►

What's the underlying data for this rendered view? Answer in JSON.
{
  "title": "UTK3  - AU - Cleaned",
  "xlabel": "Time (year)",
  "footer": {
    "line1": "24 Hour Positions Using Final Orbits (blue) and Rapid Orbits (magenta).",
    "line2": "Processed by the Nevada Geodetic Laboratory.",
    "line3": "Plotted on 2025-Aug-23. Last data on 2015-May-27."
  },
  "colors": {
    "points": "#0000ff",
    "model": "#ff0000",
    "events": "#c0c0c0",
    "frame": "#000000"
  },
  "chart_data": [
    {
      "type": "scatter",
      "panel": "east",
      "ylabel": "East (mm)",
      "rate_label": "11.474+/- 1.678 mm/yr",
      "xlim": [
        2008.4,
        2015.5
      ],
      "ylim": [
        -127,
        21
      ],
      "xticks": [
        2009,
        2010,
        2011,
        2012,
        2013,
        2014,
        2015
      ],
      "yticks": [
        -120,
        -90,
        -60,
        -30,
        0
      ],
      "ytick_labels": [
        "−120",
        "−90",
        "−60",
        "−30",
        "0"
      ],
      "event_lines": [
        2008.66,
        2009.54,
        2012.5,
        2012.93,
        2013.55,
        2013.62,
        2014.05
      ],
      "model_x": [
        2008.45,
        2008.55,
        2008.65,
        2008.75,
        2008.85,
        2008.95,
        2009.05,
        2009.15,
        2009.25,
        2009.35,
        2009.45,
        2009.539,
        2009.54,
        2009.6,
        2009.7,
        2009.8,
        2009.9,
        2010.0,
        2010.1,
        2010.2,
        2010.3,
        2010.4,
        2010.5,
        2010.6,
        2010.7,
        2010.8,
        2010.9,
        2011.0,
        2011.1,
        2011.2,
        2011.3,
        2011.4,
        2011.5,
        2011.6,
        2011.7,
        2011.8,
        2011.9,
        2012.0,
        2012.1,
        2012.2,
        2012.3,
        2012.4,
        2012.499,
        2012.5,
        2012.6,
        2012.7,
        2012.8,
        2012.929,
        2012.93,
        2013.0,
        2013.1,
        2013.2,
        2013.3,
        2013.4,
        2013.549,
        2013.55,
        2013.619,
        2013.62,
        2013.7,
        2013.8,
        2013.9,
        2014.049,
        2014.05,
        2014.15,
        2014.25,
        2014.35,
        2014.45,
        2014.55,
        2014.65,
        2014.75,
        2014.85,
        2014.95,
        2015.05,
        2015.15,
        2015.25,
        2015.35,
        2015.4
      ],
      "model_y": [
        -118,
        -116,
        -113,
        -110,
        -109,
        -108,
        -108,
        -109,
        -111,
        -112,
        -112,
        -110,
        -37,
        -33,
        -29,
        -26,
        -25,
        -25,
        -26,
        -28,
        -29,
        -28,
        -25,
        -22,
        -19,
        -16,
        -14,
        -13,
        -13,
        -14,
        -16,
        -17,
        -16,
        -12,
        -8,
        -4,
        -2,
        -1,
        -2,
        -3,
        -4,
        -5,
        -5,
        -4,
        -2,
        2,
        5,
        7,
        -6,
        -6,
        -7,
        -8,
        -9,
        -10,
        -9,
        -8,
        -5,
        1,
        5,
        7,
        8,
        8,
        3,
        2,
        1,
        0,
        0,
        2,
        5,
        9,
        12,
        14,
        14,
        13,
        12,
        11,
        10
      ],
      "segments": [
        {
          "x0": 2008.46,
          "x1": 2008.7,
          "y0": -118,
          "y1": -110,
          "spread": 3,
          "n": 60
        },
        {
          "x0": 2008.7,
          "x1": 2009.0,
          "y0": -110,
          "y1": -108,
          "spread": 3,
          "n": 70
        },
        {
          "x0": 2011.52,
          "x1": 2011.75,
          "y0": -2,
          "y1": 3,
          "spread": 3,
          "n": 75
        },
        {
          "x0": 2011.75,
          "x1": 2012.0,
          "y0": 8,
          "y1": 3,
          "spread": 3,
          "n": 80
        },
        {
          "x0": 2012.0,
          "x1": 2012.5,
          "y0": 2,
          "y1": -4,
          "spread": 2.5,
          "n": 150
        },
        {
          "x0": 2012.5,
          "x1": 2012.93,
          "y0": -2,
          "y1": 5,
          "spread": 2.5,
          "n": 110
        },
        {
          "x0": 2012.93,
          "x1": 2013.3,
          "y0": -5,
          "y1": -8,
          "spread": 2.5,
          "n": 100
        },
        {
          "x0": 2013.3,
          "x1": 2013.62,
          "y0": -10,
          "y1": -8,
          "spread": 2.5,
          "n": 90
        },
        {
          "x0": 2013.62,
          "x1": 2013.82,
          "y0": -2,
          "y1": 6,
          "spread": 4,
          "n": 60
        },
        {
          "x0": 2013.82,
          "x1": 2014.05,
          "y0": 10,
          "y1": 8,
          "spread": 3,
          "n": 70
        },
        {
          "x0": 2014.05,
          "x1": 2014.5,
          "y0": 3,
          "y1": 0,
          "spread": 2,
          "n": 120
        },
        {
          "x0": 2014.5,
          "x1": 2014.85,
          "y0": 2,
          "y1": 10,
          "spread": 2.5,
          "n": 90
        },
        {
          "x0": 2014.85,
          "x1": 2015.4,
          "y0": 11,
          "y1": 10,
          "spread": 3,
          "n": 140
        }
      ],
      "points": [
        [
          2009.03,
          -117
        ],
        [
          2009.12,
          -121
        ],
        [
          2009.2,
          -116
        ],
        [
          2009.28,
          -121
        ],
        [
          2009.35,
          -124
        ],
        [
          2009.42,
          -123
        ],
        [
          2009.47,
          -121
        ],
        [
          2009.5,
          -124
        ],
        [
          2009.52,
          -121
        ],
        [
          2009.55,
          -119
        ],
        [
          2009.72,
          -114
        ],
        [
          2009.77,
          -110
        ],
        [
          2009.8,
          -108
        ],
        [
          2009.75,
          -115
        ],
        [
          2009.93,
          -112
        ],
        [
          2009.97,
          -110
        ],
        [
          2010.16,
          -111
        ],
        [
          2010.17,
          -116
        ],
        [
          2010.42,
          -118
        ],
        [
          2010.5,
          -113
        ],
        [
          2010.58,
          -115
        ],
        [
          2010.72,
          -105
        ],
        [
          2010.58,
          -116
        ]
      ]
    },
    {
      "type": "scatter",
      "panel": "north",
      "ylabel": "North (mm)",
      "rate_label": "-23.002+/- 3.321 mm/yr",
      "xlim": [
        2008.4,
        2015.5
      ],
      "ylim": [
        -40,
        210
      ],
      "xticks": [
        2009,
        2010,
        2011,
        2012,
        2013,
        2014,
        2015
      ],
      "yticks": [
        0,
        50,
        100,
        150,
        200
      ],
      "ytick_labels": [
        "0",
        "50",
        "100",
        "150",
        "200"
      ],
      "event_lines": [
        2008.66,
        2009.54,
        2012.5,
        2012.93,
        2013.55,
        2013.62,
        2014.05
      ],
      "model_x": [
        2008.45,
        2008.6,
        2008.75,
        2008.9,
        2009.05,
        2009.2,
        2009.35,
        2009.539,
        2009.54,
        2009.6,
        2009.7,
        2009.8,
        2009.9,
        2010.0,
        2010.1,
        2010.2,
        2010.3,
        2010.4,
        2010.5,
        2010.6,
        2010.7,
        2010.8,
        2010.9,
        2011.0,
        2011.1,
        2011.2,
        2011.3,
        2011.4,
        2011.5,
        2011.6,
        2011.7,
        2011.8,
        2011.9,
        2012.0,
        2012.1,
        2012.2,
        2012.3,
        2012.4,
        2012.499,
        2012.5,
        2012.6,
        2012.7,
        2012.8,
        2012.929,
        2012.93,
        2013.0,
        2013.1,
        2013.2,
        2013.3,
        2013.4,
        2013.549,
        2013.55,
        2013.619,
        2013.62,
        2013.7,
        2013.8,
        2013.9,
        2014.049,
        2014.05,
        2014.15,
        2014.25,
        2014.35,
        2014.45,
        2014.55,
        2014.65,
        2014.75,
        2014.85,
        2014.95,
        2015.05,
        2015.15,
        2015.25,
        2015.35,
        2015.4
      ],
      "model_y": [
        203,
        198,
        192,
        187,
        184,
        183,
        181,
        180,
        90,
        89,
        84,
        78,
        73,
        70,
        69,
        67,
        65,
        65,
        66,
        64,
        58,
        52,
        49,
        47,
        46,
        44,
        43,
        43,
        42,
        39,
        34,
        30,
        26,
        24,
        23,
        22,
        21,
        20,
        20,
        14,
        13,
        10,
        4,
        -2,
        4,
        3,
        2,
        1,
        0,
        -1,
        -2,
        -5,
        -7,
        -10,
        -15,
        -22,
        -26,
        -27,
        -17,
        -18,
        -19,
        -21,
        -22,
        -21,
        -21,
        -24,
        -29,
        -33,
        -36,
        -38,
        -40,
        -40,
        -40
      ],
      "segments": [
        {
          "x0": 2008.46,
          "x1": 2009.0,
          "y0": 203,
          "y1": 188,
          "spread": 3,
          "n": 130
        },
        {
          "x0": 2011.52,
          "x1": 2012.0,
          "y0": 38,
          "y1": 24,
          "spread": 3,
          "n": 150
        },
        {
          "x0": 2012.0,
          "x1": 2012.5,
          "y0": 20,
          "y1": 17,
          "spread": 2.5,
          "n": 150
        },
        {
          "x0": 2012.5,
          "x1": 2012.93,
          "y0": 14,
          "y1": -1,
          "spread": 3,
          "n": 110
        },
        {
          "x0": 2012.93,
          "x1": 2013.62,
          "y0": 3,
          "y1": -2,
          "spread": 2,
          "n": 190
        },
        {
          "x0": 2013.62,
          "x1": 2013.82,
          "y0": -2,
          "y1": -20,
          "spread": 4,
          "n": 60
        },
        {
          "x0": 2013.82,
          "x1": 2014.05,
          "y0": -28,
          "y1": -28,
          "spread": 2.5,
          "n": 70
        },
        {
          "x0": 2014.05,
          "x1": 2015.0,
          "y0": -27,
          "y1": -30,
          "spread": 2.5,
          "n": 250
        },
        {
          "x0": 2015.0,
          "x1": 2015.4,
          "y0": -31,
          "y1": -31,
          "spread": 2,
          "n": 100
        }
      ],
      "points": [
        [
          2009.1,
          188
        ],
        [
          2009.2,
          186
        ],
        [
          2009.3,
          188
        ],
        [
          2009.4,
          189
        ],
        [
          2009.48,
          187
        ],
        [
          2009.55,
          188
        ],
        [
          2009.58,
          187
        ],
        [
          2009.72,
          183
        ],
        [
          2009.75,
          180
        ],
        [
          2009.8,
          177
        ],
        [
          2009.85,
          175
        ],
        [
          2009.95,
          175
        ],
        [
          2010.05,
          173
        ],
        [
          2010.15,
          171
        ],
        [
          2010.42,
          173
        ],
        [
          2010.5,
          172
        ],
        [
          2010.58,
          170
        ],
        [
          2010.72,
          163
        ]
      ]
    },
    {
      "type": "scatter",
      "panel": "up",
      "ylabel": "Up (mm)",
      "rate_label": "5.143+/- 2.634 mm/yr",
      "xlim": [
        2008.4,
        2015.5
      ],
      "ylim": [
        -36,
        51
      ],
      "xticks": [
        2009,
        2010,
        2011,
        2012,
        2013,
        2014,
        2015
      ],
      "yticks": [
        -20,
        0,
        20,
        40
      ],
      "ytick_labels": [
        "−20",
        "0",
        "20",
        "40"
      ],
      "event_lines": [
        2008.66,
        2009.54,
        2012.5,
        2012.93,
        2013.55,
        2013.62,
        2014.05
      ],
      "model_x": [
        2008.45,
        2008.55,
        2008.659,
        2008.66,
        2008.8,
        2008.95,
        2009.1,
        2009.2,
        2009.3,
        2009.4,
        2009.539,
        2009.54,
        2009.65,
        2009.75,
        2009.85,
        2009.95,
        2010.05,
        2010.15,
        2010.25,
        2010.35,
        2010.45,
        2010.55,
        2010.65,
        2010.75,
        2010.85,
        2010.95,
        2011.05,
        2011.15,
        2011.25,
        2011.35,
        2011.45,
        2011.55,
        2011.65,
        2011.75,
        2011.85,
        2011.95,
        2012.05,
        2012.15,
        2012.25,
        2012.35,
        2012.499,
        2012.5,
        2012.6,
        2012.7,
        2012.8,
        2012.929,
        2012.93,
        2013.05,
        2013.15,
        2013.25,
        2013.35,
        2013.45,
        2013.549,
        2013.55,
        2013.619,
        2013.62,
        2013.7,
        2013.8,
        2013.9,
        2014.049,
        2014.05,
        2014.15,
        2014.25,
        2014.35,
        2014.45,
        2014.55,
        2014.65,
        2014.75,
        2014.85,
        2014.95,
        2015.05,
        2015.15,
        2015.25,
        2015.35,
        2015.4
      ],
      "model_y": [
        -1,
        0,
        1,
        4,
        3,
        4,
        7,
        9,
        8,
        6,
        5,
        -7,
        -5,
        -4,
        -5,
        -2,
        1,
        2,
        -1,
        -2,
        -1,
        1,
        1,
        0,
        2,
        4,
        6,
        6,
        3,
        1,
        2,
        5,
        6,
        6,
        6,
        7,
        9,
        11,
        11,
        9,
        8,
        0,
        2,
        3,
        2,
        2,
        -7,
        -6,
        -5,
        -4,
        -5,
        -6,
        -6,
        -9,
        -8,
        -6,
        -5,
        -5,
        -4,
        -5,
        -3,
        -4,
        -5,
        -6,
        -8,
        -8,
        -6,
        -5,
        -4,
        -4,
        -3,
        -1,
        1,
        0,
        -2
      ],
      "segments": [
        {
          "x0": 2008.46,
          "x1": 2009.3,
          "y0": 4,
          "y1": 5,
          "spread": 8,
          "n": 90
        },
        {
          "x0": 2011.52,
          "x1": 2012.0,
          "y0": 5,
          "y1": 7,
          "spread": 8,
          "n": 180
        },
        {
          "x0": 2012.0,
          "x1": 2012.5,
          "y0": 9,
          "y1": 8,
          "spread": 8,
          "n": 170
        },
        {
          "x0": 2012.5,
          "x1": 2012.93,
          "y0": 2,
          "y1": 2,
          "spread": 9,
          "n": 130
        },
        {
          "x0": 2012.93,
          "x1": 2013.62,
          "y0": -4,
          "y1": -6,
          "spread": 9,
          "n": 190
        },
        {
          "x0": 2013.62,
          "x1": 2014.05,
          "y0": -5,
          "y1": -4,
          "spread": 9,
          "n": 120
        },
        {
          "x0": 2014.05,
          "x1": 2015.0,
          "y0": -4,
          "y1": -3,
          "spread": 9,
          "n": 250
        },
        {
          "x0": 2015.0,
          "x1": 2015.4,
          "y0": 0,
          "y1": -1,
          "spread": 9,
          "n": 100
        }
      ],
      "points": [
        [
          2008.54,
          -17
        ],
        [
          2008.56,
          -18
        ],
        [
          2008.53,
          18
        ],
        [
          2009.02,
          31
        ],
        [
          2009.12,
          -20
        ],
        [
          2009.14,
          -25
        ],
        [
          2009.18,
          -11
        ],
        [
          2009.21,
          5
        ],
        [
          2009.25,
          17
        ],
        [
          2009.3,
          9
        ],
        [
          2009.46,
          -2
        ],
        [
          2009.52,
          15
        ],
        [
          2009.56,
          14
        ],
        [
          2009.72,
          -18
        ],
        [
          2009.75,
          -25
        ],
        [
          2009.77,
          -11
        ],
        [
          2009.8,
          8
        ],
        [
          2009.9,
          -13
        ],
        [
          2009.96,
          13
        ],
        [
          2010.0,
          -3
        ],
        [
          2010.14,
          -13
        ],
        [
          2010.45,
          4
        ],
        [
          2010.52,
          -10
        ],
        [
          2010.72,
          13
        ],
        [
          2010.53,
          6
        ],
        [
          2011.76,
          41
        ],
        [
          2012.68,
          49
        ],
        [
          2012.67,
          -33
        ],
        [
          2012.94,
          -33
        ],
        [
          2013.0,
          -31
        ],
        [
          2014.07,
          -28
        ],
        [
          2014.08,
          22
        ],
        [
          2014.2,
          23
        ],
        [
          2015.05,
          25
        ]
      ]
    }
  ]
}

◄

• _Task prompt_
Extract lines where the string "ylabel" occurs.

• _Result_
      "ylabel": "East (mm)",
      "ylabel": "North (mm)",
      "ylabel": "Up (mm)",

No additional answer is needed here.